#### Exercise requirements
Every record must be repeated exactly, with no omission.

(Data entries)
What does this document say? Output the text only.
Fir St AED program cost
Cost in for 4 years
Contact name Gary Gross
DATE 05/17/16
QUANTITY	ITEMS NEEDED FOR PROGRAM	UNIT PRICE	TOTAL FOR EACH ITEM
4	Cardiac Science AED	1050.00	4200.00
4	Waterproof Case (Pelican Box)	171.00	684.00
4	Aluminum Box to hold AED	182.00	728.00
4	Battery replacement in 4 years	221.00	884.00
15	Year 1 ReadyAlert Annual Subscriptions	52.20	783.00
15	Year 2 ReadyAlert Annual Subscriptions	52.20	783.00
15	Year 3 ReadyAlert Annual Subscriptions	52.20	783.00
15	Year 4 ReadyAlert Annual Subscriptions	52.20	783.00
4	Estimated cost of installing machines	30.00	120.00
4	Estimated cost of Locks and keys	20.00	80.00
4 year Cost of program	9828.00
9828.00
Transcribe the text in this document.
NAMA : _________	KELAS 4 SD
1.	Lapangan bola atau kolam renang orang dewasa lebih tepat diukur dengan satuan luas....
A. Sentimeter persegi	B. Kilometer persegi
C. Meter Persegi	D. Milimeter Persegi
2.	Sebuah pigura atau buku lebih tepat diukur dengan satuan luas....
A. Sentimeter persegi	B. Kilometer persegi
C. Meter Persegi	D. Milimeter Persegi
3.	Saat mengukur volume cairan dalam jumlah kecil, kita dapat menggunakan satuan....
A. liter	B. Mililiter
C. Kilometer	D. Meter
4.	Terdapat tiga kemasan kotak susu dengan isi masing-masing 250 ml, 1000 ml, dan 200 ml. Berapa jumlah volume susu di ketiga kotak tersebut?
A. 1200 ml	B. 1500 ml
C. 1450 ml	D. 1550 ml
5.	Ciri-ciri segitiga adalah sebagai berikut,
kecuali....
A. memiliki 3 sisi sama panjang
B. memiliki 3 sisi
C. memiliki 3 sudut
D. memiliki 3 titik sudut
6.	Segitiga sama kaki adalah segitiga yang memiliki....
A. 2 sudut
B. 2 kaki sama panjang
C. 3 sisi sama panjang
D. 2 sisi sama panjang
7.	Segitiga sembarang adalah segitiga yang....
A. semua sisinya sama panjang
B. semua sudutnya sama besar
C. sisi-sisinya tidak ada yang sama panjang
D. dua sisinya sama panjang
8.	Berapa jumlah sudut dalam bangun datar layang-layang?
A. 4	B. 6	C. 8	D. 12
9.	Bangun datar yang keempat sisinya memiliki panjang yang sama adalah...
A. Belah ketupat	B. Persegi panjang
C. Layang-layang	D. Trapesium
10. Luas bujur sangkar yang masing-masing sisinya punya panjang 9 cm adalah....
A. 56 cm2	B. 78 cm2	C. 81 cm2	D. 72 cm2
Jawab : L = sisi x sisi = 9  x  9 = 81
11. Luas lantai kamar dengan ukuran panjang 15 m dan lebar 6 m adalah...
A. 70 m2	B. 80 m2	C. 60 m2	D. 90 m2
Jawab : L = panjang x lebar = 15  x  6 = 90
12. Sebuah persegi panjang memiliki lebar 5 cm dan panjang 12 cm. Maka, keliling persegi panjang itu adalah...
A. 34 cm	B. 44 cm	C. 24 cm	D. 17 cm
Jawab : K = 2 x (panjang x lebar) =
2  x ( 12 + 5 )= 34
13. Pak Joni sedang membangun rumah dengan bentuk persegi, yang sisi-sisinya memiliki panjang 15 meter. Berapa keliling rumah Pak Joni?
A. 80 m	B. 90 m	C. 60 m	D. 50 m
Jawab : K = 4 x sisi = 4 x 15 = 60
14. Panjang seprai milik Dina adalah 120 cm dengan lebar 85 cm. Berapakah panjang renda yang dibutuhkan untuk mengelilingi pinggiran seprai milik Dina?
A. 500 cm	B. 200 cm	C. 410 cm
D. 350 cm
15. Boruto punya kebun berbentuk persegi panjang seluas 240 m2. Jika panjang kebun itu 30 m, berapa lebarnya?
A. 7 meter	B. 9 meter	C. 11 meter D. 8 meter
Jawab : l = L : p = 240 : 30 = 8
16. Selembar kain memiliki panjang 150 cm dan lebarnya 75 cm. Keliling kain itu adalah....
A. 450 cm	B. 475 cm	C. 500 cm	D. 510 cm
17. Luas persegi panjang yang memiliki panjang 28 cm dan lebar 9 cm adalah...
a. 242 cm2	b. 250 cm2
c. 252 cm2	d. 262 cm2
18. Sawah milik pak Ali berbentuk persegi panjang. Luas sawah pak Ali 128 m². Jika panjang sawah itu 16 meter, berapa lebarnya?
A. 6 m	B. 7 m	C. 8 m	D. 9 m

#### Solution to this problem
What does this document say? Output the text only.
Fir St AED program cost
Cost in for 4 years
Contact name Gary Gross
DATE 05/17/16
QUANTITY	ITEMS NEEDED FOR PROGRAM	UNIT PRICE	TOTAL FOR EACH ITEM
4	Cardiac Science AED	1050.00	4200.00
4	Waterproof Case (Pelican Box)	171.00	684.00
4	Aluminum Box to hold AED	182.00	728.00
4	Battery replacement in 4 years	221.00	884.00
15	Year 1 ReadyAlert Annual Subscriptions	52.20	783.00
15	Year 2 ReadyAlert Annual Subscriptions	52.20	783.00
15	Year 3 ReadyAlert Annual Subscriptions	52.20	783.00
15	Year 4 ReadyAlert Annual Subscriptions	52.20	783.00
4	Estimated cost of installing machines	30.00	120.00
4	Estimated cost of Locks and keys	20.00	80.00
4 year Cost of program	9828.00
9828.00
Transcribe the text in this document.
NAMA : _________	KELAS 4 SD
1.	Lapangan bola atau kolam renang orang dewasa lebih tepat diukur dengan satuan luas....
A. Sentimeter persegi	B. Kilometer persegi
C. Meter Persegi	D. Milimeter Persegi
2.	Sebuah pigura atau buku lebih tepat diukur dengan satuan luas....
A. Sentimeter persegi	B. Kilometer persegi
C. Meter Persegi	D. Milimeter Persegi
3.	Saat mengukur volume cairan dalam jumlah kecil, kita dapat menggunakan satuan....
A. liter	B. Mililiter
C. Kilometer	D. Meter
4.	Terdapat tiga kemasan kotak susu dengan isi masing-masing 250 ml, 1000 ml, dan 200 ml. Berapa jumlah volume susu di ketiga kotak tersebut?
A. 1200 ml	B. 1500 ml
C. 1450 ml	D. 1550 ml
5.	Ciri-ciri segitiga adalah sebagai berikut,
kecuali....
A. memiliki 3 sisi sama panjang
B. memiliki 3 sisi
C. memiliki 3 sudut
D. memiliki 3 titik sudut
6.	Segitiga sama kaki adalah segitiga yang memiliki....
A. 2 sudut
B. 2 kaki sama panjang
C. 3 sisi sama panjang
D. 2 sisi sama panjang
7.	Segitiga sembarang adalah segitiga yang....
A. semua sisinya sama panjang
B. semua sudutnya sama besar
C. sisi-sisinya tidak ada yang sama panjang
D. dua sisinya sama panjang
8.	Berapa jumlah sudut dalam bangun datar layang-layang?
A. 4	B. 6	C. 8	D. 12
9.	Bangun datar yang keempat sisinya memiliki panjang yang sama adalah...
A. Belah ketupat	B. Persegi panjang
C. Layang-layang	D. Trapesium
10. Luas bujur sangkar yang masing-masing sisinya punya panjang 9 cm adalah....
A. 56 cm2	B. 78 cm2	C. 81 cm2	D. 72 cm2
Jawab : L = sisi x sisi = 9  x  9 = 81
11. Luas lantai kamar dengan ukuran panjang 15 m dan lebar 6 m adalah...
A. 70 m2	B. 80 m2	C. 60 m2	D. 90 m2
Jawab : L = panjang x lebar = 15  x  6 = 90
12. Sebuah persegi panjang memiliki lebar 5 cm dan panjang 12 cm. Maka, keliling persegi panjang itu adalah...
A. 34 cm	B. 44 cm	C. 24 cm	D. 17 cm
Jawab : K = 2 x (panjang x lebar) =
2  x ( 12 + 5 )= 34
13. Pak Joni sedang membangun rumah dengan bentuk persegi, yang sisi-sisinya memiliki panjang 15 meter. Berapa keliling rumah Pak Joni?
A. 80 m	B. 90 m	C. 60 m	D. 50 m
Jawab : K = 4 x sisi = 4 x 15 = 60
14. Panjang seprai milik Dina adalah 120 cm dengan lebar 85 cm. Berapakah panjang renda yang dibutuhkan untuk mengelilingi pinggiran seprai milik Dina?
A. 500 cm	B. 200 cm	C. 410 cm
D. 350 cm
15. Boruto punya kebun berbentuk persegi panjang seluas 240 m2. Jika panjang kebun itu 30 m, berapa lebarnya?
A. 7 meter	B. 9 meter	C. 11 meter D. 8 meter
Jawab : l = L : p = 240 : 30 = 8
16. Selembar kain memiliki panjang 150 cm dan lebarnya 75 cm. Keliling kain itu adalah....
A. 450 cm	B. 475 cm	C. 500 cm	D. 510 cm
17. Luas persegi panjang yang memiliki panjang 28 cm dan lebar 9 cm adalah...
a. 242 cm2	b. 250 cm2
c. 252 cm2	d. 262 cm2
18. Sawah milik pak Ali berbentuk persegi panjang. Luas sawah pak Ali 128 m². Jika panjang sawah itu 16 meter, berapa lebarnya?
A. 6 m	B. 7 m	C. 8 m	D. 9 m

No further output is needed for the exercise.